Exercise directions. Every record must appear in your copy exactly as written, with no pictures.

Records for this exercise.
## Start
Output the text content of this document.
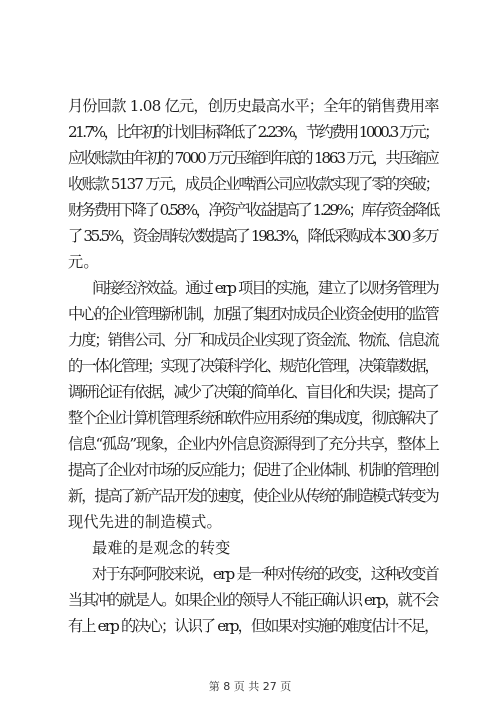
月份回款 1.08 亿元，创历史最高水平；全年的销售费用率
21.7%，比年初的计划目标降低了 2.23%，节约费用 1000.3 万元；
应收账款由年初的 7000 万元压缩到年底的 1863 万元，共压缩应
收账款 5137 万元，成员企业啤酒公司应收款实现了零的突破；
财务费用下降了 0.58%，净资产收益提高了 1.29%；库存资金降低
了 35.5%，资金周转次数提高了 198.3%，降低采购成本 300 多万
元。
间接经济效益。通过 erp 项目的实施，建立了以财务管理为
中心的企业管理新机制，加强了集团对成员企业资金使用的监管
力度；销售公司、分厂和成员企业实现了资金流、物流、信息流
的一体化管理；实现了决策科学化、规范化管理，决策靠数据，
调研论证有依据，减少了决策的简单化、盲目化和失误；提高了
整个企业计算机管理系统和软件应用系统的集成度，彻底解决了
信息“孤岛”现象，企业内外信息资源得到了充分共享，整体上
提高了企业对市场的反应能力；促进了企业体制、机制的管理创
新，提高了新产品开发的速度，使企业从传统的制造模式转变为
现代先进的制造模式。
最难的是观念的转变
对于东阿阿胶来说，erp 是一种对传统的改变，这种改变首
当其冲的就是人。如果企业的领导人不能正确认识 erp，就不会
有上 erp 的决心；认识了 erp，但如果对实施的难度估计不足，
第 8 页 共 27 页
## End
Task output.
Output the text content of this document.
月份回款 1.08 亿元，创历史最高水平；全年的销售费用率
21.7%，比年初的计划目标降低了 2.23%，节约费用 1000.3 万元；
应收账款由年初的 7000 万元压缩到年底的 1863 万元，共压缩应
收账款 5137 万元，成员企业啤酒公司应收款实现了零的突破；
财务费用下降了 0.58%，净资产收益提高了 1.29%；库存资金降低
了 35.5%，资金周转次数提高了 198.3%，降低采购成本 300 多万
元。
间接经济效益。通过 erp 项目的实施，建立了以财务管理为
中心的企业管理新机制，加强了集团对成员企业资金使用的监管
力度；销售公司、分厂和成员企业实现了资金流、物流、信息流
的一体化管理；实现了决策科学化、规范化管理，决策靠数据，
调研论证有依据，减少了决策的简单化、盲目化和失误；提高了
整个企业计算机管理系统和软件应用系统的集成度，彻底解决了
信息“孤岛”现象，企业内外信息资源得到了充分共享，整体上
提高了企业对市场的反应能力；促进了企业体制、机制的管理创
新，提高了新产品开发的速度，使企业从传统的制造模式转变为
现代先进的制造模式。
最难的是观念的转变
对于东阿阿胶来说，erp 是一种对传统的改变，这种改变首
当其冲的就是人。如果企业的领导人不能正确认识 erp，就不会
有上 erp 的决心；认识了 erp，但如果对实施的难度估计不足，
第 8 页 共 27 页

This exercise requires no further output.